Single out the lines that include the word "JSON". Copy them.

◆ MATERIAL SHOWN ◆

-- Begin --

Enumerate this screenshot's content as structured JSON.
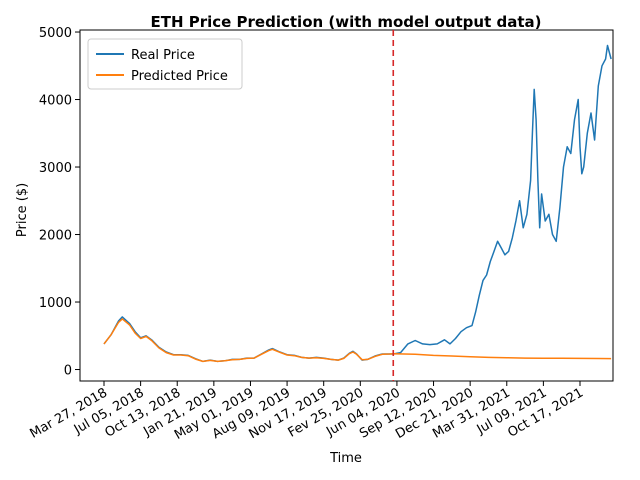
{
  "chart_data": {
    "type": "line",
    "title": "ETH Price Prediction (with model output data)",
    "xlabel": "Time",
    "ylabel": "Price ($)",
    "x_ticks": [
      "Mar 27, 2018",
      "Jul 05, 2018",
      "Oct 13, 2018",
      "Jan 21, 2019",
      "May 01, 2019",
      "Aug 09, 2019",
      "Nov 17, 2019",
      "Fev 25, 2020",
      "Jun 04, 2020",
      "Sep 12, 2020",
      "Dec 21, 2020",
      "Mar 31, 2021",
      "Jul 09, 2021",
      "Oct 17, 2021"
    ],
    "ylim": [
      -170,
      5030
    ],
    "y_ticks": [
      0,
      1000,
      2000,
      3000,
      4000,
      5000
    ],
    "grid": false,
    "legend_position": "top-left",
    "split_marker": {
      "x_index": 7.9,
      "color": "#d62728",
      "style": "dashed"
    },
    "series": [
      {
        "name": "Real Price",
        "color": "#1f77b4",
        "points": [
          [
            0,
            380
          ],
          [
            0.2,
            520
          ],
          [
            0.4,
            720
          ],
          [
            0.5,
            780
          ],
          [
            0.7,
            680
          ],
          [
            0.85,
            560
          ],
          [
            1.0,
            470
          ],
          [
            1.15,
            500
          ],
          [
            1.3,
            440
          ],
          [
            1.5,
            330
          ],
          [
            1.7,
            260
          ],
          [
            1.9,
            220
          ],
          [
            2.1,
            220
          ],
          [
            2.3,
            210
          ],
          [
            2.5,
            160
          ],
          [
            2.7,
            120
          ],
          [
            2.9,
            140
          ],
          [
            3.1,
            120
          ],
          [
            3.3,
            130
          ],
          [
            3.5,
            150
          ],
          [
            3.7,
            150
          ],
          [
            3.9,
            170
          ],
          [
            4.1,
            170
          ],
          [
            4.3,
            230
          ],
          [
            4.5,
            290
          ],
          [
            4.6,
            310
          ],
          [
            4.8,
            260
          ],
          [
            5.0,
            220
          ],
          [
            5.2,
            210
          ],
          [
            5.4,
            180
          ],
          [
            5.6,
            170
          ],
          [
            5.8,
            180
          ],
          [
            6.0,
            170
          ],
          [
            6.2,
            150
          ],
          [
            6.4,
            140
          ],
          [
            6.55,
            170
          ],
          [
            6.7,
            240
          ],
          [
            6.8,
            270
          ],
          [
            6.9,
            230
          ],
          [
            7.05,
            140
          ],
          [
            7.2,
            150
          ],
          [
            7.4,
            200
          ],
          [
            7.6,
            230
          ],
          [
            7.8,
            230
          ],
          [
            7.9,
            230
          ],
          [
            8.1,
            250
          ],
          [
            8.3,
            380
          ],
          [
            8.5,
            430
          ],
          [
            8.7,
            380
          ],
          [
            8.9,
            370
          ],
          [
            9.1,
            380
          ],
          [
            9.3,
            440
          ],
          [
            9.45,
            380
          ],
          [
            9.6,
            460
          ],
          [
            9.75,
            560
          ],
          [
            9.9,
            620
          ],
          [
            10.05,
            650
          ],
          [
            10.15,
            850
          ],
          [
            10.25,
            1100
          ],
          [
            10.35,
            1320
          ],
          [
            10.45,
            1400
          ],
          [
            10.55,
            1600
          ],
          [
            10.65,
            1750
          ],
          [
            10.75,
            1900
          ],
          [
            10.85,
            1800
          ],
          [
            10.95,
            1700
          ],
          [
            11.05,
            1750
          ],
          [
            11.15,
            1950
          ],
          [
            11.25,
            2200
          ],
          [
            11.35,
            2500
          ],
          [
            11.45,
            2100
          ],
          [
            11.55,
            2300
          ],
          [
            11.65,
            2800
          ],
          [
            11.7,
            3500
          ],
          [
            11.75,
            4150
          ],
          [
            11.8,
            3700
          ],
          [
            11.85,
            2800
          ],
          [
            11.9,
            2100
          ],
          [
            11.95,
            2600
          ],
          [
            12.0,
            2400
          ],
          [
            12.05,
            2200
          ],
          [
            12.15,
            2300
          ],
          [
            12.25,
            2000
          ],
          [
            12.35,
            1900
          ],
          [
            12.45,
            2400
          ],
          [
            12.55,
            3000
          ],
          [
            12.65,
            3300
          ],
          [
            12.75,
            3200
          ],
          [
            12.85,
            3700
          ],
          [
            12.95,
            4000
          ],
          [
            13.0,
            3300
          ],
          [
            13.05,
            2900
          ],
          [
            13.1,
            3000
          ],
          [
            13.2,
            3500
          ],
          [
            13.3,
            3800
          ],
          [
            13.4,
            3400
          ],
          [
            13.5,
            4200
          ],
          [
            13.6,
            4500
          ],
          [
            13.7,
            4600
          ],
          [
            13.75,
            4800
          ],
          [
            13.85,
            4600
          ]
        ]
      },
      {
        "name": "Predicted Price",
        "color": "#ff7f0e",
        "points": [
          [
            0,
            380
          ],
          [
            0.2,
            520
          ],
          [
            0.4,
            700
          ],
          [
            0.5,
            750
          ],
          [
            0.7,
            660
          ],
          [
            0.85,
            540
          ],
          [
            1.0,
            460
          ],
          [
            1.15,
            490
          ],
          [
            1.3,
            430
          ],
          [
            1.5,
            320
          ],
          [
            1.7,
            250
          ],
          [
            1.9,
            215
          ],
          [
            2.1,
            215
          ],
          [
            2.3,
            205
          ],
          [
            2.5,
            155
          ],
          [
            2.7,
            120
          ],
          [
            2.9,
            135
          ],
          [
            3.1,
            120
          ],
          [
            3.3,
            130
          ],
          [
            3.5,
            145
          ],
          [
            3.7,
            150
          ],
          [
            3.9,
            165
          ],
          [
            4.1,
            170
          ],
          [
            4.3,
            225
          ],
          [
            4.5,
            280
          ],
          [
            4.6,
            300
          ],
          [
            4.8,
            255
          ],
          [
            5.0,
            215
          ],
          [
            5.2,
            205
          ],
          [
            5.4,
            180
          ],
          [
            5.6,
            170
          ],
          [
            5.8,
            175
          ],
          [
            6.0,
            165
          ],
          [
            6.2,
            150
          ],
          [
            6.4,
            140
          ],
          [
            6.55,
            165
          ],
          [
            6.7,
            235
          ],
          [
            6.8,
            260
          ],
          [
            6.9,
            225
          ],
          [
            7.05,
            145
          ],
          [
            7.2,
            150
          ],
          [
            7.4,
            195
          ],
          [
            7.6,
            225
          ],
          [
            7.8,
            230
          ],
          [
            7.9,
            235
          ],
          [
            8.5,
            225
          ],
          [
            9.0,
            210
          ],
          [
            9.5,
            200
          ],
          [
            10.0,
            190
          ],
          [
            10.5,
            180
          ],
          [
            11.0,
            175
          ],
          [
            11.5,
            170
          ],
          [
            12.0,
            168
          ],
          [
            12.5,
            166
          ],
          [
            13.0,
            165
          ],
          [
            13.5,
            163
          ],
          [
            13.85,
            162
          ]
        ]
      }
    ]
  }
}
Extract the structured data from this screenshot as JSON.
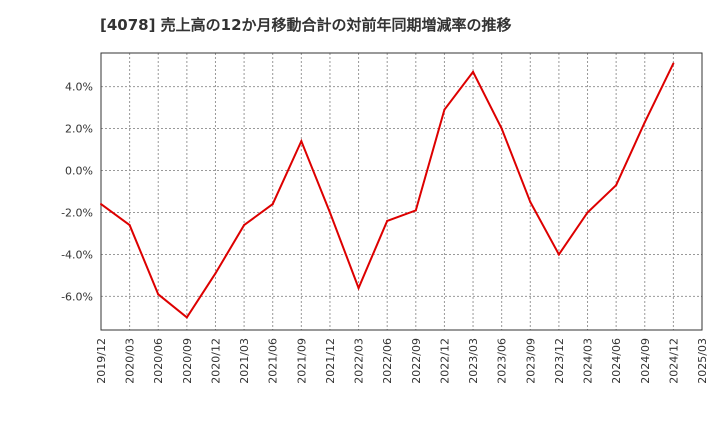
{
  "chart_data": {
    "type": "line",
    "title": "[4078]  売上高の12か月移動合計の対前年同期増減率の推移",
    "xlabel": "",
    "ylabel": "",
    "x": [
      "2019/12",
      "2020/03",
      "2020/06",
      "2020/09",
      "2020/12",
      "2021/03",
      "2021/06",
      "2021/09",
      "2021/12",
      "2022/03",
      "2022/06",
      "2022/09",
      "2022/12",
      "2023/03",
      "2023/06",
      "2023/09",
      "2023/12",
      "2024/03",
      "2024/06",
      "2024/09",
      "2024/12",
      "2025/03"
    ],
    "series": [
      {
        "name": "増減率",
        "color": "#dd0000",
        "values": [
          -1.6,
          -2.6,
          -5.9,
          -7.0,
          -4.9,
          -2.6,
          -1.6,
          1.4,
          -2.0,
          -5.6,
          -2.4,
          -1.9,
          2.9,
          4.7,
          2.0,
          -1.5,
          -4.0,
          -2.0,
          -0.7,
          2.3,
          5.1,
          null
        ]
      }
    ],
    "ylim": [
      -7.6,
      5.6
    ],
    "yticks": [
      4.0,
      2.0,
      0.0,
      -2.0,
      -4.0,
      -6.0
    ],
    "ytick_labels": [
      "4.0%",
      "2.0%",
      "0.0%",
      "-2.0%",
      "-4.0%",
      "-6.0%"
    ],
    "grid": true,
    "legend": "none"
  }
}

-- End --
-- Begin --

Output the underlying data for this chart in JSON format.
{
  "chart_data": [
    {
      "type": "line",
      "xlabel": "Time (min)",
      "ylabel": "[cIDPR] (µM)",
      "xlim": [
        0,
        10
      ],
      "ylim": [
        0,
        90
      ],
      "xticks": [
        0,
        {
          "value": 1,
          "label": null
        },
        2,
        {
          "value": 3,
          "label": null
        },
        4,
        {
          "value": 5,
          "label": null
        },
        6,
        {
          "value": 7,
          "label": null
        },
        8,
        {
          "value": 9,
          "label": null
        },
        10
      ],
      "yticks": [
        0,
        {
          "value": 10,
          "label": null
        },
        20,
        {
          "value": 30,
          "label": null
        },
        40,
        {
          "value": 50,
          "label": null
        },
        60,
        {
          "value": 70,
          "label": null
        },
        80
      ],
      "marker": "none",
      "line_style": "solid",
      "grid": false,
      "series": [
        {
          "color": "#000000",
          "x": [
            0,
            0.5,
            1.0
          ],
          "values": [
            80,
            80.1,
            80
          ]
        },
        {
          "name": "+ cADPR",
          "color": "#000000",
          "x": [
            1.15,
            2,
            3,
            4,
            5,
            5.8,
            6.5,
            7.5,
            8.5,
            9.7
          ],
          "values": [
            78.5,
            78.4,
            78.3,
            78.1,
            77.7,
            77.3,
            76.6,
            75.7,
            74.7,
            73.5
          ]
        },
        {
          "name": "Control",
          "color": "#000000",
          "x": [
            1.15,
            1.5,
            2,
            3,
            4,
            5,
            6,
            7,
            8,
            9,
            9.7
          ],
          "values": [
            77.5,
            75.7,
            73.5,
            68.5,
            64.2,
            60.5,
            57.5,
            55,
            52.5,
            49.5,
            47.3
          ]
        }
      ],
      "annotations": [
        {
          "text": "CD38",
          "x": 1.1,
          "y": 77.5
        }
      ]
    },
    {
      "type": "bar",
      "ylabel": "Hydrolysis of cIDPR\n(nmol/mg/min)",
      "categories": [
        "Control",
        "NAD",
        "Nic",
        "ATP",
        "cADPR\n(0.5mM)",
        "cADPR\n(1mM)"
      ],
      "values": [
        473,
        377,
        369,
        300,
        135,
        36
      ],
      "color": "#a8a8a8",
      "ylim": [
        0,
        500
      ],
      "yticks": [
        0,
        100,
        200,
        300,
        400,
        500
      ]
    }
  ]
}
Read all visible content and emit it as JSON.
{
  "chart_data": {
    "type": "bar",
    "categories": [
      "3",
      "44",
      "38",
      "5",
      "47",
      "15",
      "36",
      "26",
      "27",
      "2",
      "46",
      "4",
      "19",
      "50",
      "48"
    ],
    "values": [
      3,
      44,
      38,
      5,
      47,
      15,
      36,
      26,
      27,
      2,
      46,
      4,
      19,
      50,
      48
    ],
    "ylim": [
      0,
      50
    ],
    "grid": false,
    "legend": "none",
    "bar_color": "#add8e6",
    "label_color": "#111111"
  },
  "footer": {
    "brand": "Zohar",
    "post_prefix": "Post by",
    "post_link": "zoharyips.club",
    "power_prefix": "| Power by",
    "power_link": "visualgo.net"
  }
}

-- End --

◆ RESPONSE FOR THIS EXERCISE ◆
Enumerate this screenshot's content as structured JSON.
Extract the structured data from this screenshot as JSON.
Output the underlying data for this chart in JSON format.
Read all visible content and emit it as JSON.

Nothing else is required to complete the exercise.